--- begin DATA SHOWN ---
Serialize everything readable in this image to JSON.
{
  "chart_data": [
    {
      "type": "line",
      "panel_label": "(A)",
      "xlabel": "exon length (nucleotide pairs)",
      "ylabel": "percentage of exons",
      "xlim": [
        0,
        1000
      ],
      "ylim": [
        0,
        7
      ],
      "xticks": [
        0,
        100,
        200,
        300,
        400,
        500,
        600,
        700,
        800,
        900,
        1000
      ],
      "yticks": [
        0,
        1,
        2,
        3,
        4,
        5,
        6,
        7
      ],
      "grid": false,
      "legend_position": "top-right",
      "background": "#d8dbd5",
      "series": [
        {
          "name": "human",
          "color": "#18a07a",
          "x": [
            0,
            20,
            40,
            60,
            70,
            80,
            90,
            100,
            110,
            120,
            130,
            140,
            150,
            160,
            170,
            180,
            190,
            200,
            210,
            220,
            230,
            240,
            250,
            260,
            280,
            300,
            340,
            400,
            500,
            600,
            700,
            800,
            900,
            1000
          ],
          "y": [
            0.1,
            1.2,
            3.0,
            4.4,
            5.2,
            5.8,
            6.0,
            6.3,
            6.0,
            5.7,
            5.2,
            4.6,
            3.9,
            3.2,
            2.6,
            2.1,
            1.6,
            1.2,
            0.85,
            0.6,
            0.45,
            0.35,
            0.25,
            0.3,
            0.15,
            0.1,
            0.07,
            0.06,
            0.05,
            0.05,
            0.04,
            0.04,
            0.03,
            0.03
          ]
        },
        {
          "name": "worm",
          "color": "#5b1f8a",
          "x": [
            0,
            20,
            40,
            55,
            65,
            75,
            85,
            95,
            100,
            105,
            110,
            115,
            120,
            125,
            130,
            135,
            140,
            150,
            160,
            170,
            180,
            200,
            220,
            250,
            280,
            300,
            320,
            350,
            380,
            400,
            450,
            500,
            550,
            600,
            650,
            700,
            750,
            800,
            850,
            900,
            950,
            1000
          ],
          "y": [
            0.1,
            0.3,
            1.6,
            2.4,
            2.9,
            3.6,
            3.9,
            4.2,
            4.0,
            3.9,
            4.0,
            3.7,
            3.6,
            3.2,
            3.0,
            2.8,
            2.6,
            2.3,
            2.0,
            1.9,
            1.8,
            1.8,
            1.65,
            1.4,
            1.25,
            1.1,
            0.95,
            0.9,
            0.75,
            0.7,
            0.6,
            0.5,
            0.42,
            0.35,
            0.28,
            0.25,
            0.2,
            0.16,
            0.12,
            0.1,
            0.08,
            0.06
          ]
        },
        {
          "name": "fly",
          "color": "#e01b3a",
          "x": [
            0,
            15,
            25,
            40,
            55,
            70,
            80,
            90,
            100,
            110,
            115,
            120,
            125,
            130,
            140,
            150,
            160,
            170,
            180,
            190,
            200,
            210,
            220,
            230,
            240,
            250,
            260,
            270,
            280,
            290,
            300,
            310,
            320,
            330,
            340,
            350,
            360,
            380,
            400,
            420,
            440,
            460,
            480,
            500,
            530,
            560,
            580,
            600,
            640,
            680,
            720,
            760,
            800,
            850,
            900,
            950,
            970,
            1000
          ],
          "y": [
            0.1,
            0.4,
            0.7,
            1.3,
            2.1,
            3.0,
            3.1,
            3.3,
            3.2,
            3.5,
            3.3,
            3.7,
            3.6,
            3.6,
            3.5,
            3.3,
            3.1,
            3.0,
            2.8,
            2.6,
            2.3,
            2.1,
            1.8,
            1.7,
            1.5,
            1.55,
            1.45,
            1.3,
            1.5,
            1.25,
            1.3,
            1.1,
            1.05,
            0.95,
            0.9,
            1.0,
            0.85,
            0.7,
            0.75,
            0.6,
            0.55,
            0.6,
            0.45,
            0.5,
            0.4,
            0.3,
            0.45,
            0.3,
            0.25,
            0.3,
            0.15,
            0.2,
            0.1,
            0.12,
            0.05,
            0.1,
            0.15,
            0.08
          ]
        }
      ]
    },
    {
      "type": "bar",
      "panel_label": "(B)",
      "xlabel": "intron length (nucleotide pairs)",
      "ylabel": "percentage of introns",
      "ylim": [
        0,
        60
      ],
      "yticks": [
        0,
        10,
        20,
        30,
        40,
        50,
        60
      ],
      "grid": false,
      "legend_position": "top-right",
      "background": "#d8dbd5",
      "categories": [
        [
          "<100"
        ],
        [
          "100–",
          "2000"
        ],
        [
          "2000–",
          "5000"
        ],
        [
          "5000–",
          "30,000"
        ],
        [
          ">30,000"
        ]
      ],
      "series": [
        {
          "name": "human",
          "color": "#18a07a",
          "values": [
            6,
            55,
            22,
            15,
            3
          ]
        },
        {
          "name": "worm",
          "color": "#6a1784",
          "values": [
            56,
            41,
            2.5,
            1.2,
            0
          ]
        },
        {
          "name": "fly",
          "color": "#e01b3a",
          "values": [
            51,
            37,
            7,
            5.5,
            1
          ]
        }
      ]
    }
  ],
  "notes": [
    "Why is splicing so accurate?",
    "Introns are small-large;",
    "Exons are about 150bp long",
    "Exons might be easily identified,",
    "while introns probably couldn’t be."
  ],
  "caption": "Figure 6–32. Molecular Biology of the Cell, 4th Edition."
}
--- end DATA SHOWN ---
OBJECTIVE — Repeat the listing in full, keeping every line exactly as it is.

FINAL ANSWER —
Serialize everything readable in this image to JSON.
{
  "chart_data": [
    {
      "type": "line",
      "panel_label": "(A)",
      "xlabel": "exon length (nucleotide pairs)",
      "ylabel": "percentage of exons",
      "xlim": [
        0,
        1000
      ],
      "ylim": [
        0,
        7
      ],
      "xticks": [
        0,
        100,
        200,
        300,
        400,
        500,
        600,
        700,
        800,
        900,
        1000
      ],
      "yticks": [
        0,
        1,
        2,
        3,
        4,
        5,
        6,
        7
      ],
      "grid": false,
      "legend_position": "top-right",
      "background": "#d8dbd5",
      "series": [
        {
          "name": "human",
          "color": "#18a07a",
          "x": [
            0,
            20,
            40,
            60,
            70,
            80,
            90,
            100,
            110,
            120,
            130,
            140,
            150,
            160,
            170,
            180,
            190,
            200,
            210,
            220,
            230,
            240,
            250,
            260,
            280,
            300,
            340,
            400,
            500,
            600,
            700,
            800,
            900,
            1000
          ],
          "y": [
            0.1,
            1.2,
            3.0,
            4.4,
            5.2,
            5.8,
            6.0,
            6.3,
            6.0,
            5.7,
            5.2,
            4.6,
            3.9,
            3.2,
            2.6,
            2.1,
            1.6,
            1.2,
            0.85,
            0.6,
            0.45,
            0.35,
            0.25,
            0.3,
            0.15,
            0.1,
            0.07,
            0.06,
            0.05,
            0.05,
            0.04,
            0.04,
            0.03,
            0.03
          ]
        },
        {
          "name": "worm",
          "color": "#5b1f8a",
          "x": [
            0,
            20,
            40,
            55,
            65,
            75,
            85,
            95,
            100,
            105,
            110,
            115,
            120,
            125,
            130,
            135,
            140,
            150,
            160,
            170,
            180,
            200,
            220,
            250,
            280,
            300,
            320,
            350,
            380,
            400,
            450,
            500,
            550,
            600,
            650,
            700,
            750,
            800,
            850,
            900,
            950,
            1000
          ],
          "y": [
            0.1,
            0.3,
            1.6,
            2.4,
            2.9,
            3.6,
            3.9,
            4.2,
            4.0,
            3.9,
            4.0,
            3.7,
            3.6,
            3.2,
            3.0,
            2.8,
            2.6,
            2.3,
            2.0,
            1.9,
            1.8,
            1.8,
            1.65,
            1.4,
            1.25,
            1.1,
            0.95,
            0.9,
            0.75,
            0.7,
            0.6,
            0.5,
            0.42,
            0.35,
            0.28,
            0.25,
            0.2,
            0.16,
            0.12,
            0.1,
            0.08,
            0.06
          ]
        },
        {
          "name": "fly",
          "color": "#e01b3a",
          "x": [
            0,
            15,
            25,
            40,
            55,
            70,
            80,
            90,
            100,
            110,
            115,
            120,
            125,
            130,
            140,
            150,
            160,
            170,
            180,
            190,
            200,
            210,
            220,
            230,
            240,
            250,
            260,
            270,
            280,
            290,
            300,
            310,
            320,
            330,
            340,
            350,
            360,
            380,
            400,
            420,
            440,
            460,
            480,
            500,
            530,
            560,
            580,
            600,
            640,
            680,
            720,
            760,
            800,
            850,
            900,
            950,
            970,
            1000
          ],
          "y": [
            0.1,
            0.4,
            0.7,
            1.3,
            2.1,
            3.0,
            3.1,
            3.3,
            3.2,
            3.5,
            3.3,
            3.7,
            3.6,
            3.6,
            3.5,
            3.3,
            3.1,
            3.0,
            2.8,
            2.6,
            2.3,
            2.1,
            1.8,
            1.7,
            1.5,
            1.55,
            1.45,
            1.3,
            1.5,
            1.25,
            1.3,
            1.1,
            1.05,
            0.95,
            0.9,
            1.0,
            0.85,
            0.7,
            0.75,
            0.6,
            0.55,
            0.6,
            0.45,
            0.5,
            0.4,
            0.3,
            0.45,
            0.3,
            0.25,
            0.3,
            0.15,
            0.2,
            0.1,
            0.12,
            0.05,
            0.1,
            0.15,
            0.08
          ]
        }
      ]
    },
    {
      "type": "bar",
      "panel_label": "(B)",
      "xlabel": "intron length (nucleotide pairs)",
      "ylabel": "percentage of introns",
      "ylim": [
        0,
        60
      ],
      "yticks": [
        0,
        10,
        20,
        30,
        40,
        50,
        60
      ],
      "grid": false,
      "legend_position": "top-right",
      "background": "#d8dbd5",
      "categories": [
        [
          "<100"
        ],
        [
          "100–",
          "2000"
        ],
        [
          "2000–",
          "5000"
        ],
        [
          "5000–",
          "30,000"
        ],
        [
          ">30,000"
        ]
      ],
      "series": [
        {
          "name": "human",
          "color": "#18a07a",
          "values": [
            6,
            55,
            22,
            15,
            3
          ]
        },
        {
          "name": "worm",
          "color": "#6a1784",
          "values": [
            56,
            41,
            2.5,
            1.2,
            0
          ]
        },
        {
          "name": "fly",
          "color": "#e01b3a",
          "values": [
            51,
            37,
            7,
            5.5,
            1
          ]
        }
      ]
    }
  ],
  "notes": [
    "Why is splicing so accurate?",
    "Introns are small-large;",
    "Exons are about 150bp long",
    "Exons might be easily identified,",
    "while introns probably couldn’t be."
  ],
  "caption": "Figure 6–32. Molecular Biology of the Cell, 4th Edition."
}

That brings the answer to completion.